▶ Document text
· · ·

NASA Builds a Cheap Standardized Space Probe
TangAddict writes "Dr. Alan Weston, who previously invented bungee jumping, led a team of scientists at NASA Ames Research Center to build a $4 million spacecraft in less than two years. The Modular Common Spacecraft Bus is designed to accept payloads of up to 50kg. and can be used for a variety of missions including a rendezvous with asteroids, orbiting Earth or Mars, and landing on the moon. When NASA officials saw the first flight test, they offered Weston and his team $80 million to use their design for the LADEE mission, which will gather dust and atmosphere samples from the moon in 2011."
Suppose you were to ask NASA why they don't provide the complete blueprints for their spacecraft to the general public.. not the launch vehicles mind you, the actual spacecraft - there's no national security concerns here. They'll tell you that they don't *own* the blueprints.. the companies they contract to do. So if you ask them why they don't demand the blueprints when they contract for the spacecraft, they'll tell you that this would cost more. So they're saving money by not demanding the blueprints.
This, of course, is crazy. If they were to demand blueprints from the contractor for the first model of a particular spacecraft and then make those blueprints available to the general public then, the next time they want to contract for a similar spacecraft, they'll find there are a whole mess of companies lining up to bid.. and to bid very low indeed - as they don't have to spend all that money designing a basic spacecraft - they don't have to re-invent the wheel.
As the bids are so much lower, NASA could then start asking for more capable spacecraft.. and quickly a publicly owned repository of blueprints would be built up that all the various contractors could work with.
But instead, we get million dollar spacecraft from the same 3 contractors, over and over again. No standardization, no spin-offs for other purposes.
How we know is more important than what we know.
A common satellite bus is a good thing, but it does not constitute a viable spacecraft. Like a transit bus that never carries passengers, it serves no useful purpose. The payload has always been the driving element in any satellite or probe, in schedule, budget and trade-offs. And rightfully so IMHO. I believe that's why a common bus hasn't been succesful in the past. Both NASA and the DoD have tried, but the needs of the payload outweigh the needs of the bus.
The Space Ground Link System, SGLS (note to self: submit wikipedia page in copious spare time) is analagous to a common satellite bus protocol at the physical to network layers and provides some commonality of bus structure for DoD satellites. The upper protocol layers vary but the foundation is the same.
Ask anyone who's worked in the essential, but unglamorous world of satellite control. Their biggest problem is upgrading the control network quickly enough to satisfy all the new requirements of the next big launch. New datalink frequencies, stronger encryption, faster throughput rates, etc. All the while, they have to maintain the capability to control and pamper the oldest bird flying and monitor everything in between.
It's not a bad thing that satellites outlive their design life, but it has to be considered when operating and budgeting for the control network.
Invenio via vel creo
At least by 1990, NASA, DOD and Fairchild/Orbital used to run a system called "Multi Mission Modular Satellite".

· · ·

▶ Stored data
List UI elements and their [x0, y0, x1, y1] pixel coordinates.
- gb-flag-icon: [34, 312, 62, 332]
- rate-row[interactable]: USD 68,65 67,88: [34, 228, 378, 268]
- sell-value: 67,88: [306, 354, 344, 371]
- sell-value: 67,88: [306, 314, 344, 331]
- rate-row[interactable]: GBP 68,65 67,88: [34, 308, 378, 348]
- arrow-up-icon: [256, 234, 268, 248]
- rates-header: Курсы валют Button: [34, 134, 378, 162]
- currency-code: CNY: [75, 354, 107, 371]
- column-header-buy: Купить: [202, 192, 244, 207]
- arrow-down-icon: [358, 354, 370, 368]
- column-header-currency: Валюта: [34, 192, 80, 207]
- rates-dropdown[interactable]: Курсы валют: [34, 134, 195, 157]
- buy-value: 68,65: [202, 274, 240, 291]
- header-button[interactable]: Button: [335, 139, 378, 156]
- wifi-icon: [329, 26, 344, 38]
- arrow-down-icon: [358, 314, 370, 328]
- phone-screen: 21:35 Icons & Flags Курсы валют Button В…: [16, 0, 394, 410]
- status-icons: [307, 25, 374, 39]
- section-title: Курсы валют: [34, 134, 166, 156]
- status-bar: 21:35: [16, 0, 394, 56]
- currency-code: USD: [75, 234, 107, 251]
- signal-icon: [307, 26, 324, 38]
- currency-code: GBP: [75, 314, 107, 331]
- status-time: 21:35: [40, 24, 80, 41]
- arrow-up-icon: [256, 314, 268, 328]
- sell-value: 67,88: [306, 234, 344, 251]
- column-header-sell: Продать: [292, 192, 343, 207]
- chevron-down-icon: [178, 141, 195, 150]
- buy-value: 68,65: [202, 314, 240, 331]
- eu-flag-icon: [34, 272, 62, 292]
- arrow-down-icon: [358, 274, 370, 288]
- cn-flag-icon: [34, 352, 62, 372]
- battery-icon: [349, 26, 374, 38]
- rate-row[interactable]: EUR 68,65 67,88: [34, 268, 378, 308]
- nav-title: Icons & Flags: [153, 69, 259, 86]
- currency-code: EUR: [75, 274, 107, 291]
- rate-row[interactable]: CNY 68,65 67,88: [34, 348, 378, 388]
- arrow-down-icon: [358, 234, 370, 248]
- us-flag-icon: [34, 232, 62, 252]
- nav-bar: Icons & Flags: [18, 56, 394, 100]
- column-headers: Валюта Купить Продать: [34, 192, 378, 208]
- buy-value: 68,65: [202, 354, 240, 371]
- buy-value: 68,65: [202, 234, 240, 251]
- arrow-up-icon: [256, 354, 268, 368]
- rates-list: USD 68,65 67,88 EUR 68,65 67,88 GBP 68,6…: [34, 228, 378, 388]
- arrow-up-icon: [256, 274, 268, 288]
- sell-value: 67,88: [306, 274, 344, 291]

· · ·

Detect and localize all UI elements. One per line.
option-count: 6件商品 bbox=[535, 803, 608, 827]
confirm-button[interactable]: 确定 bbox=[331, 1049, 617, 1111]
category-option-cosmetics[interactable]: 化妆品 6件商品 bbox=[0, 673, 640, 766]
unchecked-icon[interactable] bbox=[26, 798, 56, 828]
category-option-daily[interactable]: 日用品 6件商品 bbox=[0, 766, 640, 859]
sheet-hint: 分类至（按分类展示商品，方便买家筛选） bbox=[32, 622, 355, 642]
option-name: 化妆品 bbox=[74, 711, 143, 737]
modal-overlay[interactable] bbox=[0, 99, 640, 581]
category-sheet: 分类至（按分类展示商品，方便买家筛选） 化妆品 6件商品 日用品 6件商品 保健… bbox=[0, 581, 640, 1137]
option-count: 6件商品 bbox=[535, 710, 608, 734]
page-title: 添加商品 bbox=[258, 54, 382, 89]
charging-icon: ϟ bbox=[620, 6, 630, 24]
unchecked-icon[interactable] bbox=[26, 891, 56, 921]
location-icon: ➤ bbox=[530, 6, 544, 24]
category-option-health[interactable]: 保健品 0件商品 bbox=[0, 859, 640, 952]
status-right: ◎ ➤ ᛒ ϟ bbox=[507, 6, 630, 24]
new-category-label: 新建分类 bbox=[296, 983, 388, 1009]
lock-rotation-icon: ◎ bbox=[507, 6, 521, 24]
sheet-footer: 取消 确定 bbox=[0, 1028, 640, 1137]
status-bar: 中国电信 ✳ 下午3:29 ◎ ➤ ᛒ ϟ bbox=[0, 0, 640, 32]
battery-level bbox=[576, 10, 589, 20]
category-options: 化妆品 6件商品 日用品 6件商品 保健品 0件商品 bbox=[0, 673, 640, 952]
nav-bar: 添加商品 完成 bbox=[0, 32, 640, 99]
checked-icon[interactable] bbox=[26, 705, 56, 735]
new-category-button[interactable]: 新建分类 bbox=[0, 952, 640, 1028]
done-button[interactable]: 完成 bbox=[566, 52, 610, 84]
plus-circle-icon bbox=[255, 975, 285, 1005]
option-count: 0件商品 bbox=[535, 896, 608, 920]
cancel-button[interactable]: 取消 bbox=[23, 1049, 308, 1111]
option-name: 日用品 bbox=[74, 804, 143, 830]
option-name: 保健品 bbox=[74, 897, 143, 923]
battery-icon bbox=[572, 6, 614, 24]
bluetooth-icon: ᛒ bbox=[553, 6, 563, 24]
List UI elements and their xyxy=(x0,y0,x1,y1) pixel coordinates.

· · ·

▶ Problems and tasks
A – Put the lines of the records running from the one containing "List UI elements and their [x0, y0, x1, y1]" through the one containing "- arrow-down-icon: [358, 314, 370, 328]" into a JSON list of strings, with one string per line and blank lines omitted.
B – Write a continuation of the discussion of NASA's cheap standardized space probe, starting after its last sentence.
The text and the records have nothing to do with each other.

▶ Answers to the exercises
A –
[
  "List UI elements and their [x0, y0, x1, y1] pixel coordinates.",
  "- gb-flag-icon: [34, 312, 62, 332]",
  "- rate-row[interactable]: USD 68,65 67,88: [34, 228, 378, 268]",
  "- sell-value: 67,88: [306, 354, 344, 371]",
  "- sell-value: 67,88: [306, 314, 344, 331]",
  "- rate-row[interactable]: GBP 68,65 67,88: [34, 308, 378, 348]",
  "- arrow-up-icon: [256, 234, 268, 248]",
  "- rates-header: Курсы валют Button: [34, 134, 378, 162]",
  "- currency-code: CNY: [75, 354, 107, 371]",
  "- column-header-buy: Купить: [202, 192, 244, 207]",
  "- arrow-down-icon: [358, 354, 370, 368]",
  "- column-header-currency: Валюта: [34, 192, 80, 207]",
  "- rates-dropdown[interactable]: Курсы валют: [34, 134, 195, 157]",
  "- buy-value: 68,65: [202, 274, 240, 291]",
  "- header-button[interactable]: Button: [335, 139, 378, 156]",
  "- wifi-icon: [329, 26, 344, 38]",
  "- arrow-down-icon: [358, 314, 370, 328]"
]

B –
So what have they done? For 4 million they built a prototype that will never work in space? Notice that when they were added to some other project the total real project price was $80M - and I'm not so sure that includes launch vehicle (ie the rocket).
Back in the day, the radio receiver (arguably the most critical part of a satellite) was $2 million all by itself. It had to be radiation hardened (cosmic rays) and work flawlessly for 5+ years. If something really went wrong, the receiver would send the pulses that actually re-booted or reset the other on board computers.
Also satellites that have instruments, like the hubble, need to point very precisely at stars - the instruments to do this are very expensive, the controls that orient the satellites are relatively cheap - but you have to buy extra (redundancy).
Imagine this, the Hubble Space Telescope has to point at a spot in space for long time - once for 1 million seconds ( Hubble Site ) During that period of time, the solar arrays, antennas etc. couldn't move because even the ultra smooth stepper motors they use would have shaken the spacecraft enough to blur the image.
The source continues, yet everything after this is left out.